Stated exercise
Output an exact reproduction of the data.

(Collection entries)
--- BEGIN ---
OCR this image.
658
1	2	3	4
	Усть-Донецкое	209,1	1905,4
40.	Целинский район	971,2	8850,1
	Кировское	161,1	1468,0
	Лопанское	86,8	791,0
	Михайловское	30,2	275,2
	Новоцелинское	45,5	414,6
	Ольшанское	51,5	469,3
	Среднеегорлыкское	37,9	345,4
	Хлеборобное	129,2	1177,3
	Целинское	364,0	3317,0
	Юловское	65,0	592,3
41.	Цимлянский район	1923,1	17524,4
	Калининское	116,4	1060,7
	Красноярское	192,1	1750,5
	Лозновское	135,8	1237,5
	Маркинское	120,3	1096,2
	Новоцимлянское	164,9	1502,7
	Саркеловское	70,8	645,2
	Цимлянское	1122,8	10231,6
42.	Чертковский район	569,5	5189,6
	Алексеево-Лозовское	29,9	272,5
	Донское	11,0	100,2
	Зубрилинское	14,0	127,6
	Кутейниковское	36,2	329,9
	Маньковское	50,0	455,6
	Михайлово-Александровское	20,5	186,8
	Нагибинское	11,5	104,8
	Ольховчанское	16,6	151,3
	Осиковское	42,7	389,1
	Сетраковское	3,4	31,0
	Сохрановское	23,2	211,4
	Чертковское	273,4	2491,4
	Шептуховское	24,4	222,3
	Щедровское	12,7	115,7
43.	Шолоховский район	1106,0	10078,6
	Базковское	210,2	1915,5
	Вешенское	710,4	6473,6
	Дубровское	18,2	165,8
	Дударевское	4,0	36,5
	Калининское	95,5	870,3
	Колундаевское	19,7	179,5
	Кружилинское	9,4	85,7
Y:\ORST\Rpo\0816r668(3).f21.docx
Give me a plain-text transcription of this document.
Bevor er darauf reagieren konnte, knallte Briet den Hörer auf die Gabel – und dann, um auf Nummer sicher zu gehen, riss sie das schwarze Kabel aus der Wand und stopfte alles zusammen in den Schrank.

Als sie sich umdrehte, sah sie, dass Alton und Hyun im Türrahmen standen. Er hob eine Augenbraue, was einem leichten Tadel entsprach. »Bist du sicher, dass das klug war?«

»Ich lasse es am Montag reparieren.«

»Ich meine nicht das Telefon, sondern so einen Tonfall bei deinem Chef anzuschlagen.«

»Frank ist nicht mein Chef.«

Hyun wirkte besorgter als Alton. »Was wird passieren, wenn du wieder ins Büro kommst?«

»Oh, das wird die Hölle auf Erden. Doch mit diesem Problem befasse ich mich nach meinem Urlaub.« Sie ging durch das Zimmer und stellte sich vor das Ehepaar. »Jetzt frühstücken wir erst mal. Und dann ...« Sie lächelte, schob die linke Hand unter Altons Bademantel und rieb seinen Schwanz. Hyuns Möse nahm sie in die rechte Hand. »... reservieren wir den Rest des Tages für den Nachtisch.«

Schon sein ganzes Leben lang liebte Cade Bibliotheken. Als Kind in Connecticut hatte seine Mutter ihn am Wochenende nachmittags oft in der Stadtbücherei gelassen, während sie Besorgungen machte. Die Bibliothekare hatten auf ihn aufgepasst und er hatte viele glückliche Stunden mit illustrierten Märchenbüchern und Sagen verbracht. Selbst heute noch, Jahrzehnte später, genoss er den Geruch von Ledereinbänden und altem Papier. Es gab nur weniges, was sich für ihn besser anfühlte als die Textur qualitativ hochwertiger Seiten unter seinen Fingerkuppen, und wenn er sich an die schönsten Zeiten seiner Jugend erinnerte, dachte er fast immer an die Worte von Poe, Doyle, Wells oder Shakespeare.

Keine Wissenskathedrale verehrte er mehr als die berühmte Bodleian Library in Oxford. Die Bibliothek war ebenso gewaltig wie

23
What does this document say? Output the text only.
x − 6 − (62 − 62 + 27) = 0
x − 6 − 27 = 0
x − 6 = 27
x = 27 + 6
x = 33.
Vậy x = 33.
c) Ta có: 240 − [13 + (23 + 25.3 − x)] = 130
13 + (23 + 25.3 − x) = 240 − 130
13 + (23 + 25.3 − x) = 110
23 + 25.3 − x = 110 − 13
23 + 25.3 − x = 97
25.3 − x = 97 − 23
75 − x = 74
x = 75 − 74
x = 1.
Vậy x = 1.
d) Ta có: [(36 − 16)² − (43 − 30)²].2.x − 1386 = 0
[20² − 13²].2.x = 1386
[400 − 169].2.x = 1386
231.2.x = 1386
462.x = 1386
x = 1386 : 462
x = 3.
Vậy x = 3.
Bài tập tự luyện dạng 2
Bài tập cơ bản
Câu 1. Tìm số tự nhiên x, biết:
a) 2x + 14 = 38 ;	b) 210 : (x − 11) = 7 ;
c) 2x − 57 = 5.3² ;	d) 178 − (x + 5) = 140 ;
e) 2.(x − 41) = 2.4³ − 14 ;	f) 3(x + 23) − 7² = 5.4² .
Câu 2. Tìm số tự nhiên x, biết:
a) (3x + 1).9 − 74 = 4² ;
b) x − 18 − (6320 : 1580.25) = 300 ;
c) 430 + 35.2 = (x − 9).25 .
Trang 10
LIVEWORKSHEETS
--- END ---
Response below
OCR this image.
658
1	2	3	4
	Усть-Донецкое	209,1	1905,4
40.	Целинский район	971,2	8850,1
	Кировское	161,1	1468,0
	Лопанское	86,8	791,0
	Михайловское	30,2	275,2
	Новоцелинское	45,5	414,6
	Ольшанское	51,5	469,3
	Среднеегорлыкское	37,9	345,4
	Хлеборобное	129,2	1177,3
	Целинское	364,0	3317,0
	Юловское	65,0	592,3
41.	Цимлянский район	1923,1	17524,4
	Калининское	116,4	1060,7
	Красноярское	192,1	1750,5
	Лозновское	135,8	1237,5
	Маркинское	120,3	1096,2
	Новоцимлянское	164,9	1502,7
	Саркеловское	70,8	645,2
	Цимлянское	1122,8	10231,6
42.	Чертковский район	569,5	5189,6
	Алексеево-Лозовское	29,9	272,5
	Донское	11,0	100,2
	Зубрилинское	14,0	127,6
	Кутейниковское	36,2	329,9
	Маньковское	50,0	455,6
	Михайлово-Александровское	20,5	186,8
	Нагибинское	11,5	104,8
	Ольховчанское	16,6	151,3
	Осиковское	42,7	389,1
	Сетраковское	3,4	31,0
	Сохрановское	23,2	211,4
	Чертковское	273,4	2491,4
	Шептуховское	24,4	222,3
	Щедровское	12,7	115,7
43.	Шолоховский район	1106,0	10078,6
	Базковское	210,2	1915,5
	Вешенское	710,4	6473,6
	Дубровское	18,2	165,8
	Дударевское	4,0	36,5
	Калининское	95,5	870,3
	Колундаевское	19,7	179,5
	Кружилинское	9,4	85,7
Y:\ORST\Rpo\0816r668(3).f21.docx
Give me a plain-text transcription of this document.
Bevor er darauf reagieren konnte, knallte Briet den Hörer auf die Gabel – und dann, um auf Nummer sicher zu gehen, riss sie das schwarze Kabel aus der Wand und stopfte alles zusammen in den Schrank.

Als sie sich umdrehte, sah sie, dass Alton und Hyun im Türrahmen standen. Er hob eine Augenbraue, was einem leichten Tadel entsprach. »Bist du sicher, dass das klug war?«

»Ich lasse es am Montag reparieren.«

»Ich meine nicht das Telefon, sondern so einen Tonfall bei deinem Chef anzuschlagen.«

»Frank ist nicht mein Chef.«

Hyun wirkte besorgter als Alton. »Was wird passieren, wenn du wieder ins Büro kommst?«

»Oh, das wird die Hölle auf Erden. Doch mit diesem Problem befasse ich mich nach meinem Urlaub.« Sie ging durch das Zimmer und stellte sich vor das Ehepaar. »Jetzt frühstücken wir erst mal. Und dann ...« Sie lächelte, schob die linke Hand unter Altons Bademantel und rieb seinen Schwanz. Hyuns Möse nahm sie in die rechte Hand. »... reservieren wir den Rest des Tages für den Nachtisch.«

Schon sein ganzes Leben lang liebte Cade Bibliotheken. Als Kind in Connecticut hatte seine Mutter ihn am Wochenende nachmittags oft in der Stadtbücherei gelassen, während sie Besorgungen machte. Die Bibliothekare hatten auf ihn aufgepasst und er hatte viele glückliche Stunden mit illustrierten Märchenbüchern und Sagen verbracht. Selbst heute noch, Jahrzehnte später, genoss er den Geruch von Ledereinbänden und altem Papier. Es gab nur weniges, was sich für ihn besser anfühlte als die Textur qualitativ hochwertiger Seiten unter seinen Fingerkuppen, und wenn er sich an die schönsten Zeiten seiner Jugend erinnerte, dachte er fast immer an die Worte von Poe, Doyle, Wells oder Shakespeare.

Keine Wissenskathedrale verehrte er mehr als die berühmte Bodleian Library in Oxford. Die Bibliothek war ebenso gewaltig wie

23
What does this document say? Output the text only.
x − 6 − (62 − 62 + 27) = 0
x − 6 − 27 = 0
x − 6 = 27
x = 27 + 6
x = 33.
Vậy x = 33.
c) Ta có: 240 − [13 + (23 + 25.3 − x)] = 130
13 + (23 + 25.3 − x) = 240 − 130
13 + (23 + 25.3 − x) = 110
23 + 25.3 − x = 110 − 13
23 + 25.3 − x = 97
25.3 − x = 97 − 23
75 − x = 74
x = 75 − 74
x = 1.
Vậy x = 1.
d) Ta có: [(36 − 16)² − (43 − 30)²].2.x − 1386 = 0
[20² − 13²].2.x = 1386
[400 − 169].2.x = 1386
231.2.x = 1386
462.x = 1386
x = 1386 : 462
x = 3.
Vậy x = 3.
Bài tập tự luyện dạng 2
Bài tập cơ bản
Câu 1. Tìm số tự nhiên x, biết:
a) 2x + 14 = 38 ;	b) 210 : (x − 11) = 7 ;
c) 2x − 57 = 5.3² ;	d) 178 − (x + 5) = 140 ;
e) 2.(x − 41) = 2.4³ − 14 ;	f) 3(x + 23) − 7² = 5.4² .
Câu 2. Tìm số tự nhiên x, biết:
a) (3x + 1).9 − 74 = 4² ;
b) x − 18 − (6320 : 1580.25) = 300 ;
c) 430 + 35.2 = (x − 9).25 .
Trang 10
LIVEWORKSHEETS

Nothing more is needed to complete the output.